Set problem =
Copy out each line of the material below that holds the string "same".
------ Input data
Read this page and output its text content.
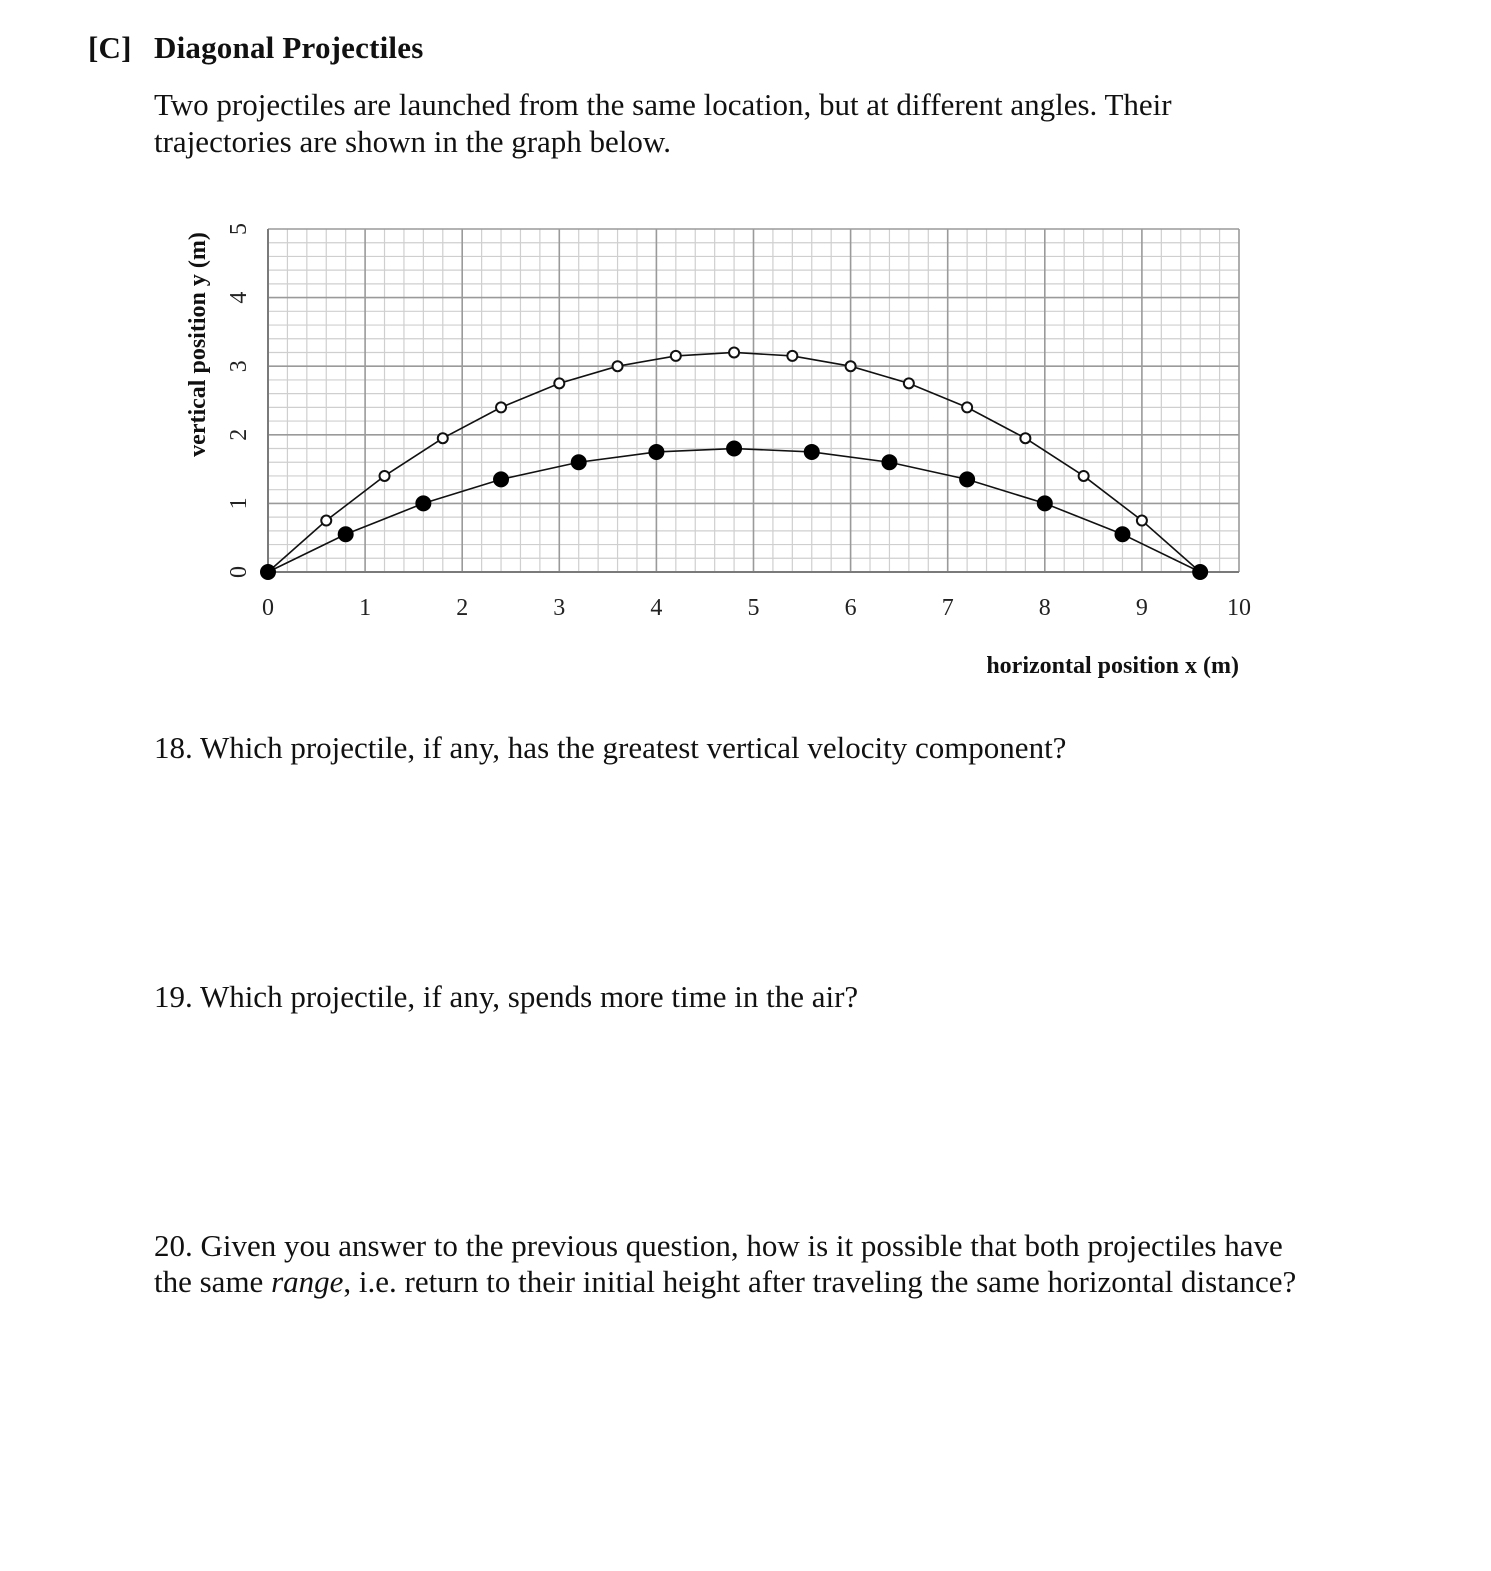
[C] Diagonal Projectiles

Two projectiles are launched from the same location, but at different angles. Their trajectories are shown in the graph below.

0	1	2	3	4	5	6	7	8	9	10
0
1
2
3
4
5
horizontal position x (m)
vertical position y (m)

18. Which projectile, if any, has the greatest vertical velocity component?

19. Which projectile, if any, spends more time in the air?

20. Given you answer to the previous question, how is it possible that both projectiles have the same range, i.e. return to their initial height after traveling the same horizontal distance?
------------
The solution =
Two projectiles are launched from the same location, but at different angles. Their trajectories are shown in the graph below.
20. Given you answer to the previous question, how is it possible that both projectiles have the same range, i.e. return to their initial height after traveling the same horizontal distance?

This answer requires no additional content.